╔══
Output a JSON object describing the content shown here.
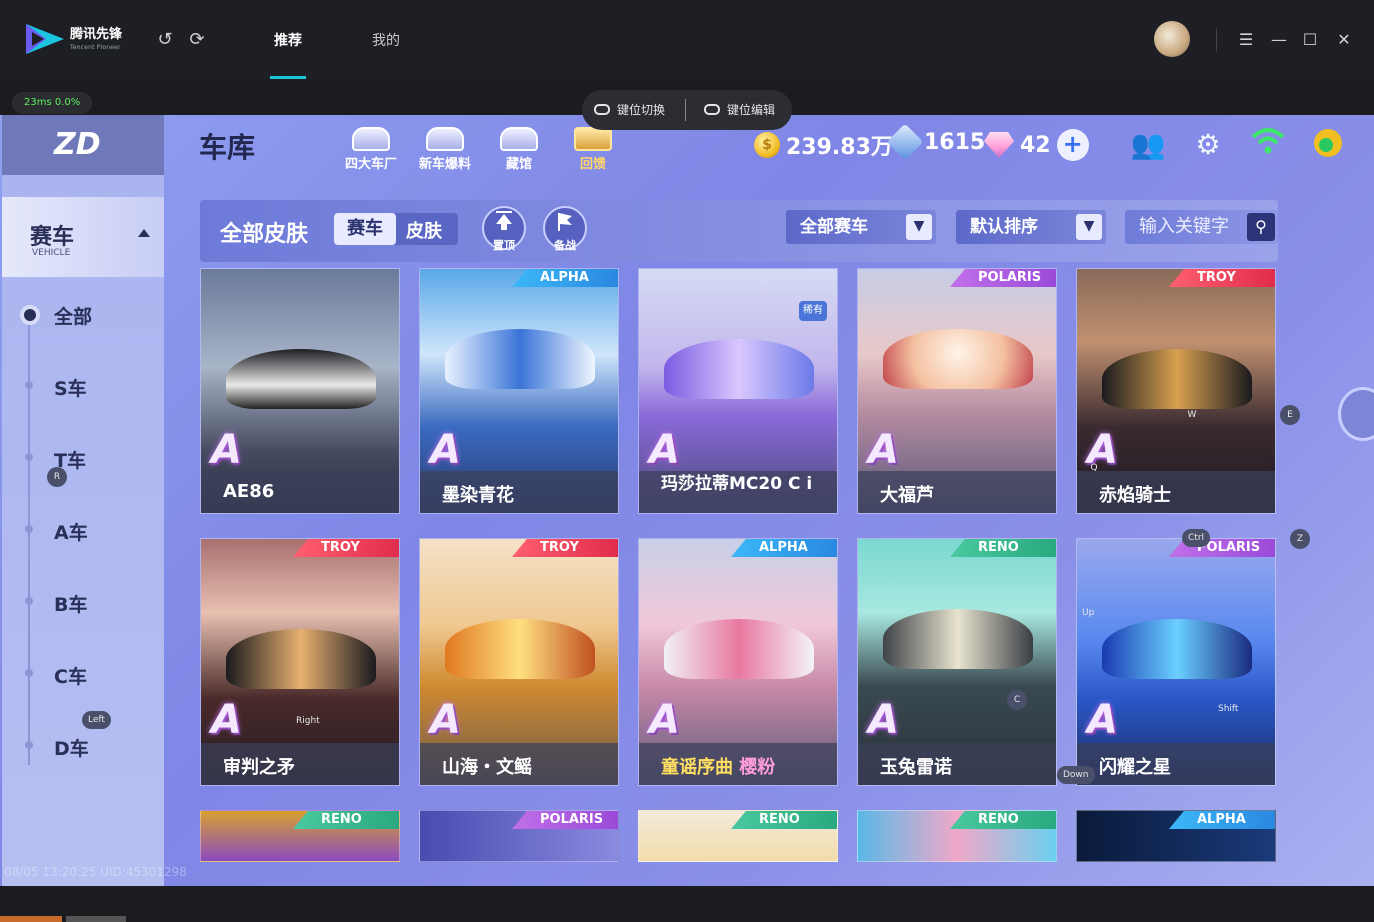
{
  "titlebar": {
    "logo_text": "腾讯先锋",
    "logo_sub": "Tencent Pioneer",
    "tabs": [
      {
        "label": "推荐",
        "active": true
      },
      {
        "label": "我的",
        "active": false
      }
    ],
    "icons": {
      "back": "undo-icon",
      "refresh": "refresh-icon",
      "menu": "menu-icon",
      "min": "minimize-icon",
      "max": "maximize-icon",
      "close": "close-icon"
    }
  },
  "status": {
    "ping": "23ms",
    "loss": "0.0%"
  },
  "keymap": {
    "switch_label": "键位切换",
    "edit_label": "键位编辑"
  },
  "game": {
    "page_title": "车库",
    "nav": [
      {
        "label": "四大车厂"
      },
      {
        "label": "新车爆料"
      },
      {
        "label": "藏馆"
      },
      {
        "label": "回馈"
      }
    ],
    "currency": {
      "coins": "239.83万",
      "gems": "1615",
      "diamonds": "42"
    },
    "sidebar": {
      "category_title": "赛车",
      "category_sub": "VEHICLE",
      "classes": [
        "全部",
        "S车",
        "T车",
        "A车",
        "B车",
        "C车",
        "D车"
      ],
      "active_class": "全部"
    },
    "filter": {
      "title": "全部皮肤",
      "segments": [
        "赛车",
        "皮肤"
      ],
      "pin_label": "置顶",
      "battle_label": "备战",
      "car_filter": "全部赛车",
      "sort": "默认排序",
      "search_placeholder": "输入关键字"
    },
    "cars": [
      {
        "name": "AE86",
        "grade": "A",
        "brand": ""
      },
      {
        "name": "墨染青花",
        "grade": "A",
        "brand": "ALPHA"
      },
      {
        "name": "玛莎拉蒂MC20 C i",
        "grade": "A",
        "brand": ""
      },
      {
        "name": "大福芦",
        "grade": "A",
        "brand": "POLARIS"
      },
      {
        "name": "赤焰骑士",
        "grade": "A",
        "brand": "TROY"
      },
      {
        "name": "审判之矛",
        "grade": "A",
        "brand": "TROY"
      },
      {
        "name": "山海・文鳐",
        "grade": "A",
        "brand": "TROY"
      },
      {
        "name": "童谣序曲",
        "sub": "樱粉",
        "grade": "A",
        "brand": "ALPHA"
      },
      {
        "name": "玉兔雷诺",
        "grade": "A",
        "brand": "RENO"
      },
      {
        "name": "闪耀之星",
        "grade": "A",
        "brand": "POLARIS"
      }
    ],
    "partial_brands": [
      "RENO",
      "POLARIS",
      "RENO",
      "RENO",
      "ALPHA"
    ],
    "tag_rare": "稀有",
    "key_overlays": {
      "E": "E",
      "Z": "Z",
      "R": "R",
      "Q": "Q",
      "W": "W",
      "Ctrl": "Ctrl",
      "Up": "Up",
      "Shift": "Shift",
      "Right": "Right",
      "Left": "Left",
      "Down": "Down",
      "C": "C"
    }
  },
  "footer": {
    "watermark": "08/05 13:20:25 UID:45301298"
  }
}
╚══
╔══
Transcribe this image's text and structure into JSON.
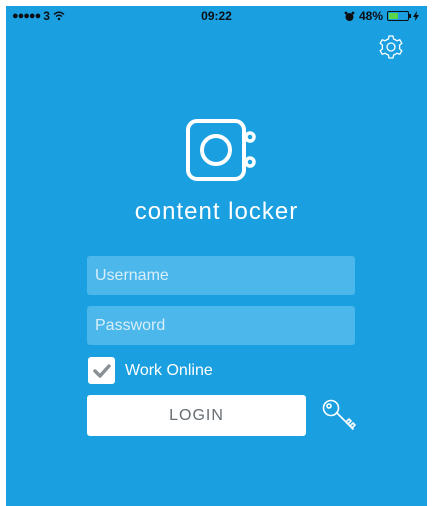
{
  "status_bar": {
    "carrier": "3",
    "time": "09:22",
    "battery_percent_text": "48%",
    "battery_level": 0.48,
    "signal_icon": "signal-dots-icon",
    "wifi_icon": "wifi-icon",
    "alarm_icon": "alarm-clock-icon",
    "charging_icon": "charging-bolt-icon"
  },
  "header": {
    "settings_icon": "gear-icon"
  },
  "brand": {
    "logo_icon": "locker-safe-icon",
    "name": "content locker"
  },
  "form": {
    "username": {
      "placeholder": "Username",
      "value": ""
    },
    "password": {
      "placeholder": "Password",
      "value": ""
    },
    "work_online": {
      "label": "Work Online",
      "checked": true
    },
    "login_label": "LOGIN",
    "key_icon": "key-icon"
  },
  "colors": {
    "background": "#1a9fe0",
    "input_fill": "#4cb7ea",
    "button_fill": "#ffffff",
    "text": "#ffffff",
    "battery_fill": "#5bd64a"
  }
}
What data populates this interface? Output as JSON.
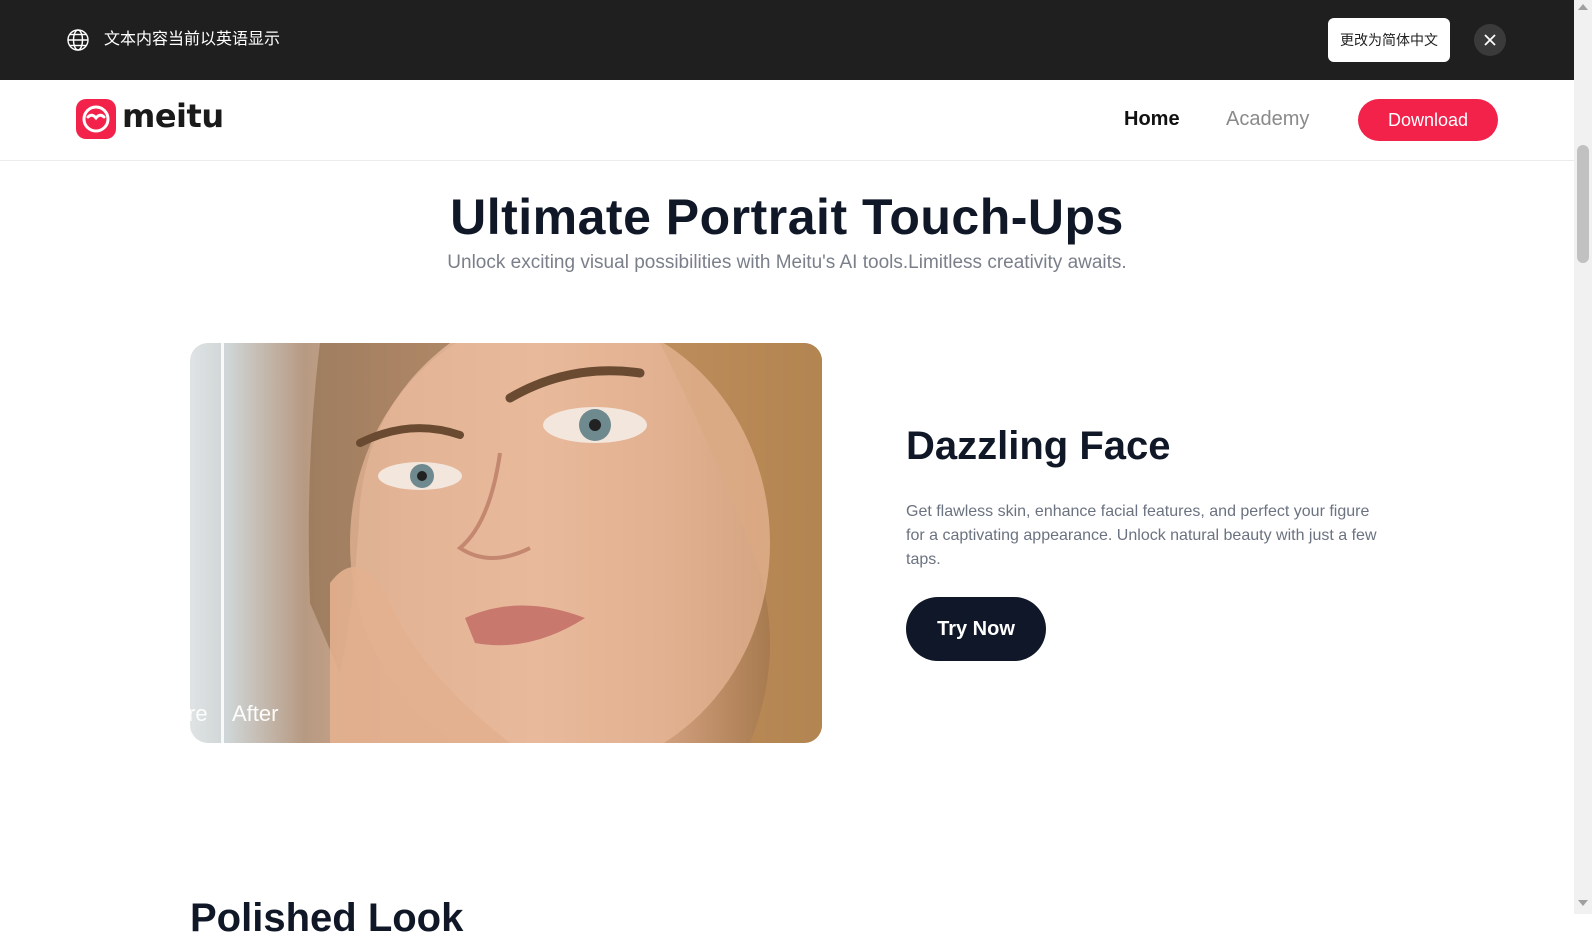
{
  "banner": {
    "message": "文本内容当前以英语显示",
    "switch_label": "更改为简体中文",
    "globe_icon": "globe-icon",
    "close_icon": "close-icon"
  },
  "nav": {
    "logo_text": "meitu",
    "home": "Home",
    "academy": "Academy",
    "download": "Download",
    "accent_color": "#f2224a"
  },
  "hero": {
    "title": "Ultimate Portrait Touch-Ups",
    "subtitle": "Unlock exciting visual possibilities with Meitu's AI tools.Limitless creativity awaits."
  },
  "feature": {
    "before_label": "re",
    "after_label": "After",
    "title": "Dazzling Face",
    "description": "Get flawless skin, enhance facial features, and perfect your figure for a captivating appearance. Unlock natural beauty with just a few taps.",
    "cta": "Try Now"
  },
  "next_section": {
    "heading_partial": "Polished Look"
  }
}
╚══
╔══
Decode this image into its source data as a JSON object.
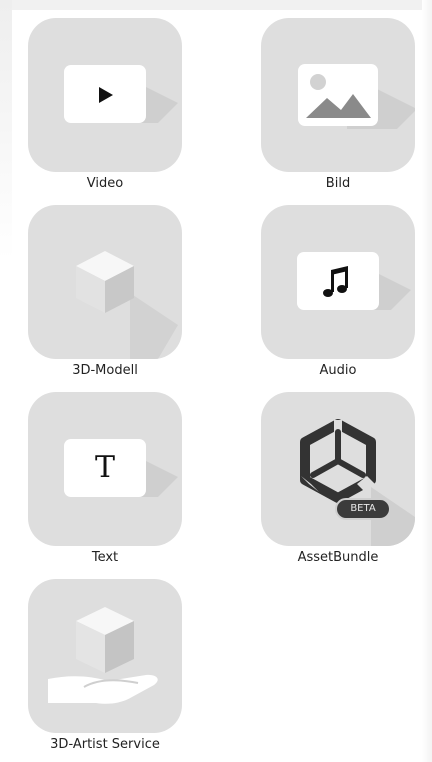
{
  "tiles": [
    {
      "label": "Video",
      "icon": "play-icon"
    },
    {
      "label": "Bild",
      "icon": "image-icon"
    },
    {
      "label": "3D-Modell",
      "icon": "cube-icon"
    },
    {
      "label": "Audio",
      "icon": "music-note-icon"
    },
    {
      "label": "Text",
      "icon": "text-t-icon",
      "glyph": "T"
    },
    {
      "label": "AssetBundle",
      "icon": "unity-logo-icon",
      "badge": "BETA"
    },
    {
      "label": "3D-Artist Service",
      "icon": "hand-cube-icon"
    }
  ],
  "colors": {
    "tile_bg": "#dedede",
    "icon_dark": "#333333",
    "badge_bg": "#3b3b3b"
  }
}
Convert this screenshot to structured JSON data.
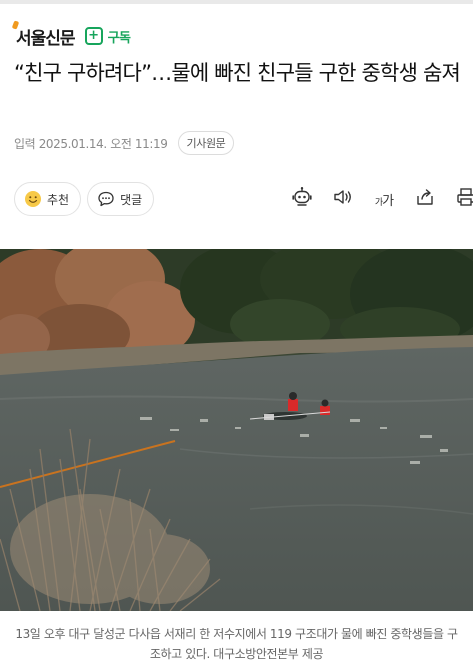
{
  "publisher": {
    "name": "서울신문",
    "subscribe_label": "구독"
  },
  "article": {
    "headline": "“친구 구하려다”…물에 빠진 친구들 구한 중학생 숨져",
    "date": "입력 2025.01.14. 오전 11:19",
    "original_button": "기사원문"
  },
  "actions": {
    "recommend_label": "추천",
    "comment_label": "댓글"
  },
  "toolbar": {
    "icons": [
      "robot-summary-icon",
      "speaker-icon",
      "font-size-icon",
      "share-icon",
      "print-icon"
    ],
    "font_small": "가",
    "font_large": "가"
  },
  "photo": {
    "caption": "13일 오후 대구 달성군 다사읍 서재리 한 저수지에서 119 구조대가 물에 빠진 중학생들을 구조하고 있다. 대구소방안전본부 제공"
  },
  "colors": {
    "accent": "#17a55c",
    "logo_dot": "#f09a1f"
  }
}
╚══
### WORK REQUIRED
From the entries above, list each line with "data" in it.

### SOLUTION TO THIS PROBLEM
What data populates this interface? Output as JSON.
Decode this image into its source data as a JSON object.
Convert this screenshot to structured JSON data.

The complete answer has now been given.